**EXERCISE:** Look through the data for the string "JSON". Copy every line where it is found.

**EXERCISE MATERIALS:**
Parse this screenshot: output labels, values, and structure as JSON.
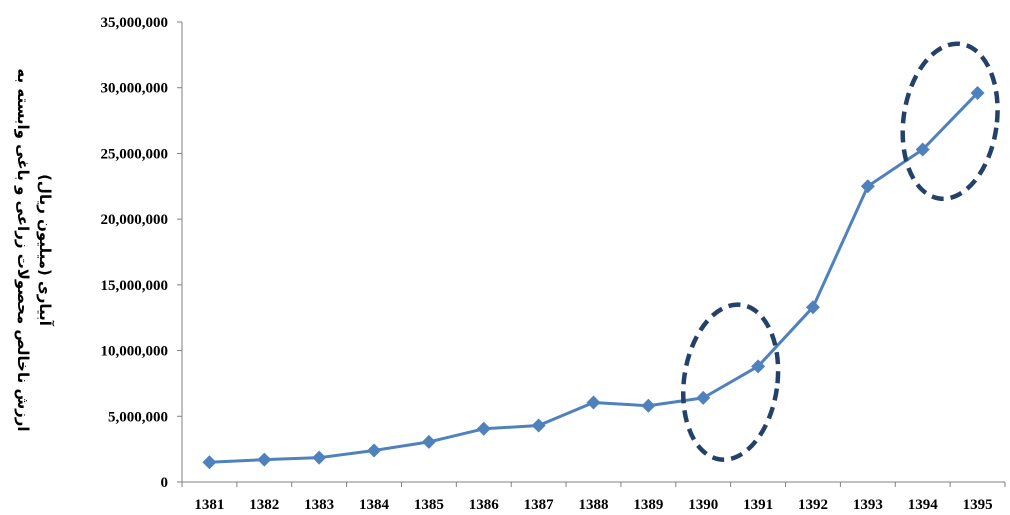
{
  "chart_data": {
    "type": "line",
    "title": "",
    "xlabel": "",
    "ylabel_line1": "ارزش ناخالص محصولات زراعی و باغی وابسته به",
    "ylabel_line2": "آبیاری (میلیون ریال)",
    "ylim": [
      0,
      35000000
    ],
    "grid": false,
    "y_ticks": [
      "0",
      "5,000,000",
      "10,000,000",
      "15,000,000",
      "20,000,000",
      "25,000,000",
      "30,000,000",
      "35,000,000"
    ],
    "categories": [
      "1381",
      "1382",
      "1383",
      "1384",
      "1385",
      "1386",
      "1387",
      "1388",
      "1389",
      "1390",
      "1391",
      "1392",
      "1393",
      "1394",
      "1395"
    ],
    "series": [
      {
        "values": [
          1500000,
          1700000,
          1850000,
          2400000,
          3050000,
          4050000,
          4300000,
          6050000,
          5800000,
          6400000,
          8800000,
          13300000,
          22500000,
          25300000,
          29600000
        ]
      }
    ],
    "colors": {
      "line": "#4f81bd",
      "marker": "#4f81bd",
      "highlight": "#244269"
    },
    "highlights": [
      {
        "from": "1390",
        "to": "1391"
      },
      {
        "from": "1394",
        "to": "1395"
      }
    ]
  }
}
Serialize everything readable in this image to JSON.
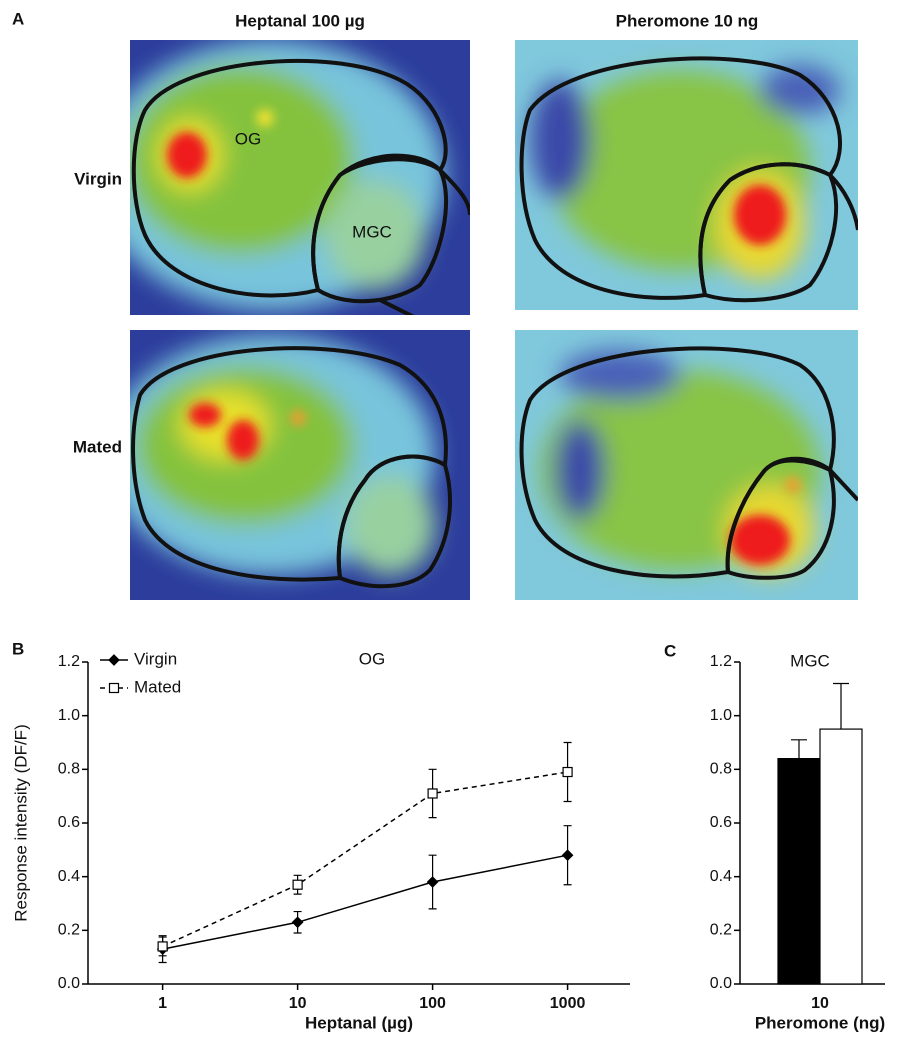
{
  "figure": {
    "panel_labels": [
      "A",
      "B",
      "C"
    ],
    "columns": [
      "Heptanal 100 µg",
      "Pheromone 10 ng"
    ],
    "rows": [
      "Virgin",
      "Mated"
    ],
    "regions": [
      "OG",
      "MGC"
    ]
  },
  "chart_data": [
    {
      "type": "line",
      "title": "OG",
      "xlabel": "Heptanal (µg)",
      "ylabel": "Response intensity (DF/F)",
      "x": [
        1,
        10,
        100,
        1000
      ],
      "xscale": "log",
      "xlim": [
        0.28,
        2900
      ],
      "xticks": [
        1,
        10,
        100,
        1000
      ],
      "ylim": [
        0,
        1.2
      ],
      "yticks": [
        {
          "value": 0,
          "label": "0.0"
        },
        0.2,
        0.4,
        0.6,
        0.8,
        {
          "value": 1,
          "label": "1.0"
        },
        1.2
      ],
      "legend": "upper left",
      "series": [
        {
          "name": "Virgin",
          "color": "#000000",
          "marker": "diamond",
          "marker_fill": "#000000",
          "dash": false,
          "values": [
            0.13,
            0.23,
            0.38,
            0.48
          ],
          "errors": [
            0.05,
            0.04,
            0.1,
            0.11
          ]
        },
        {
          "name": "Mated",
          "color": "#000000",
          "marker": "square",
          "marker_fill": "#ffffff",
          "dash": true,
          "values": [
            0.14,
            0.37,
            0.71,
            0.79
          ],
          "errors": [
            0.035,
            0.035,
            0.09,
            0.11
          ]
        }
      ]
    },
    {
      "type": "bar",
      "title": "MGC",
      "xlabel": "Pheromone (ng)",
      "categories": [
        "10"
      ],
      "ylim": [
        0,
        1.2
      ],
      "yticks": [
        {
          "value": 0,
          "label": "0.0"
        },
        0.2,
        0.4,
        0.6,
        0.8,
        {
          "value": 1,
          "label": "1.0"
        },
        1.2
      ],
      "series": [
        {
          "color": "#000000",
          "values": [
            0.84
          ],
          "errors": [
            0.07
          ]
        },
        {
          "color": "#ffffff",
          "values": [
            0.95
          ],
          "errors": [
            0.17
          ]
        }
      ]
    }
  ]
}
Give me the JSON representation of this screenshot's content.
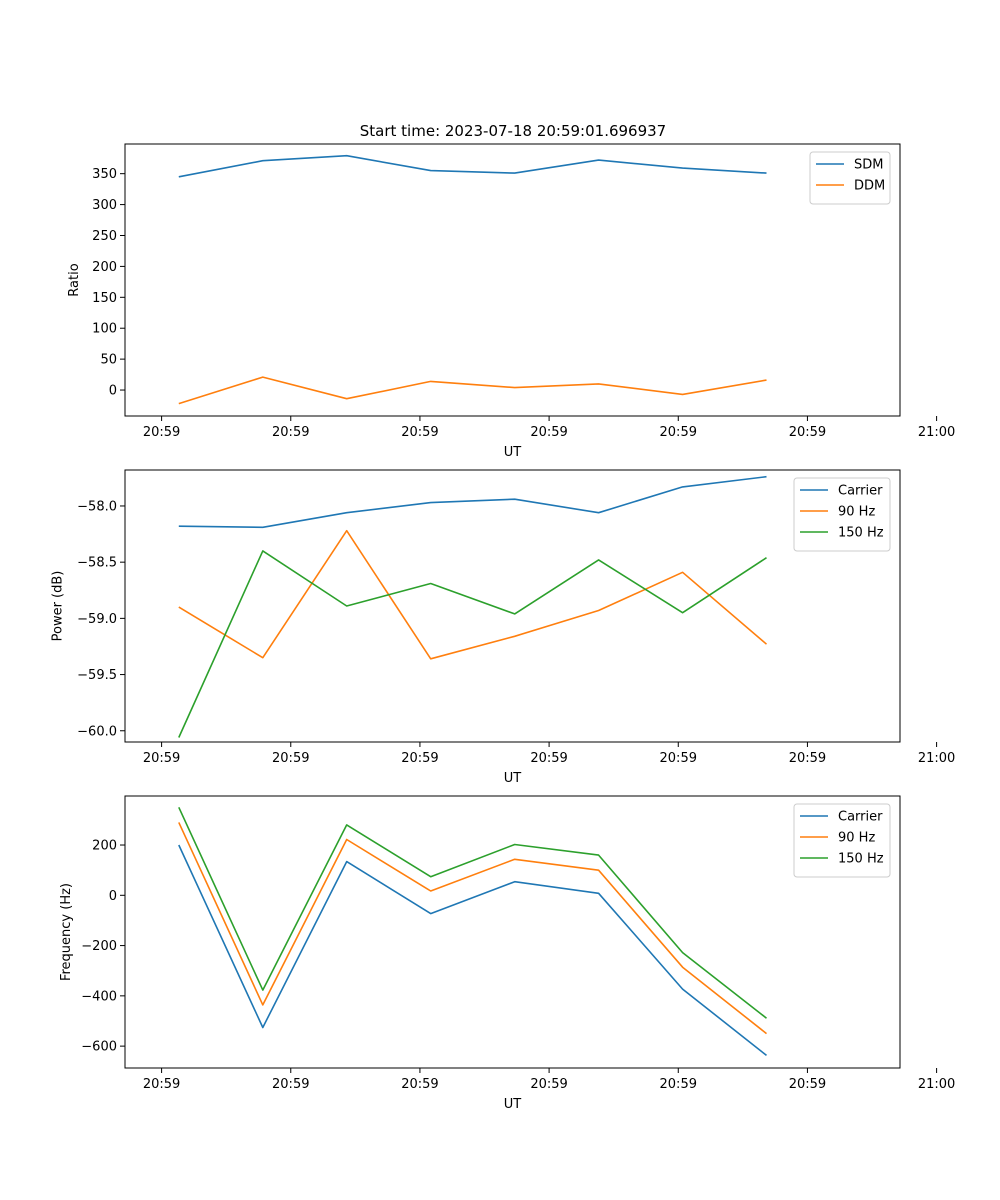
{
  "figure": {
    "title": "Start time: 2023-07-18 20:59:01.696937"
  },
  "chart_data": [
    {
      "type": "line",
      "title": "Start time: 2023-07-18 20:59:01.696937",
      "xlabel": "UT",
      "ylabel": "Ratio",
      "xlim": [
        -0.5,
        8.5
      ],
      "ylim": [
        -42,
        398
      ],
      "x": [
        0.125,
        1.1,
        2.075,
        3.05,
        4.025,
        5.0,
        5.975,
        6.95
      ],
      "xticks": [
        {
          "v": -0.075,
          "label": "20:59"
        },
        {
          "v": 1.425,
          "label": "20:59"
        },
        {
          "v": 2.925,
          "label": "20:59"
        },
        {
          "v": 4.425,
          "label": "20:59"
        },
        {
          "v": 5.925,
          "label": "20:59"
        },
        {
          "v": 7.425,
          "label": "20:59"
        },
        {
          "v": 8.925,
          "label": "21:00"
        }
      ],
      "yticks": [
        {
          "v": 0,
          "label": "0"
        },
        {
          "v": 50,
          "label": "50"
        },
        {
          "v": 100,
          "label": "100"
        },
        {
          "v": 150,
          "label": "150"
        },
        {
          "v": 200,
          "label": "200"
        },
        {
          "v": 250,
          "label": "250"
        },
        {
          "v": 300,
          "label": "300"
        },
        {
          "v": 350,
          "label": "350"
        }
      ],
      "legend_position": "upper right",
      "series": [
        {
          "name": "SDM",
          "color": "#1f77b4",
          "values": [
            345,
            371,
            379,
            355,
            351,
            372,
            359,
            351
          ]
        },
        {
          "name": "DDM",
          "color": "#ff7f0e",
          "values": [
            -22,
            21,
            -14,
            14,
            4,
            10,
            -7,
            16
          ]
        }
      ]
    },
    {
      "type": "line",
      "title": "",
      "xlabel": "UT",
      "ylabel": "Power (dB)",
      "xlim": [
        -0.5,
        8.5
      ],
      "ylim": [
        -60.1,
        -57.68
      ],
      "x": [
        0.125,
        1.1,
        2.075,
        3.05,
        4.025,
        5.0,
        5.975,
        6.95
      ],
      "xticks": [
        {
          "v": -0.075,
          "label": "20:59"
        },
        {
          "v": 1.425,
          "label": "20:59"
        },
        {
          "v": 2.925,
          "label": "20:59"
        },
        {
          "v": 4.425,
          "label": "20:59"
        },
        {
          "v": 5.925,
          "label": "20:59"
        },
        {
          "v": 7.425,
          "label": "20:59"
        },
        {
          "v": 8.925,
          "label": "21:00"
        }
      ],
      "yticks": [
        {
          "v": -60.0,
          "label": "−60.0"
        },
        {
          "v": -59.5,
          "label": "−59.5"
        },
        {
          "v": -59.0,
          "label": "−59.0"
        },
        {
          "v": -58.5,
          "label": "−58.5"
        },
        {
          "v": -58.0,
          "label": "−58.0"
        }
      ],
      "legend_position": "upper right",
      "series": [
        {
          "name": "Carrier",
          "color": "#1f77b4",
          "values": [
            -58.18,
            -58.19,
            -58.06,
            -57.97,
            -57.94,
            -58.06,
            -57.83,
            -57.74
          ]
        },
        {
          "name": "90 Hz",
          "color": "#ff7f0e",
          "values": [
            -58.9,
            -59.35,
            -58.22,
            -59.36,
            -59.16,
            -58.93,
            -58.59,
            -59.23
          ]
        },
        {
          "name": "150 Hz",
          "color": "#2ca02c",
          "values": [
            -60.06,
            -58.4,
            -58.89,
            -58.69,
            -58.96,
            -58.48,
            -58.95,
            -58.46
          ]
        }
      ]
    },
    {
      "type": "line",
      "title": "",
      "xlabel": "UT",
      "ylabel": "Frequency (Hz)",
      "xlim": [
        -0.5,
        8.5
      ],
      "ylim": [
        -687,
        395
      ],
      "x": [
        0.125,
        1.1,
        2.075,
        3.05,
        4.025,
        5.0,
        5.975,
        6.95
      ],
      "xticks": [
        {
          "v": -0.075,
          "label": "20:59"
        },
        {
          "v": 1.425,
          "label": "20:59"
        },
        {
          "v": 2.925,
          "label": "20:59"
        },
        {
          "v": 4.425,
          "label": "20:59"
        },
        {
          "v": 5.925,
          "label": "20:59"
        },
        {
          "v": 7.425,
          "label": "20:59"
        },
        {
          "v": 8.925,
          "label": "21:00"
        }
      ],
      "yticks": [
        {
          "v": -600,
          "label": "−600"
        },
        {
          "v": -400,
          "label": "−400"
        },
        {
          "v": -200,
          "label": "−200"
        },
        {
          "v": 0,
          "label": "0"
        },
        {
          "v": 200,
          "label": "200"
        }
      ],
      "legend_position": "upper right",
      "series": [
        {
          "name": "Carrier",
          "color": "#1f77b4",
          "values": [
            200,
            -526,
            134,
            -73,
            54,
            8,
            -373,
            -637
          ]
        },
        {
          "name": "90 Hz",
          "color": "#ff7f0e",
          "values": [
            290,
            -436,
            222,
            17,
            143,
            100,
            -286,
            -550
          ]
        },
        {
          "name": "150 Hz",
          "color": "#2ca02c",
          "values": [
            350,
            -377,
            280,
            74,
            202,
            160,
            -228,
            -489
          ]
        }
      ]
    }
  ]
}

**RESPONSE FOR THIS EXERCISE:**
Parse this screenshot: output labels, values, and structure as JSON.
Serialize everything readable in this image to JSON.
Give me the JSON representation of this screenshot's content.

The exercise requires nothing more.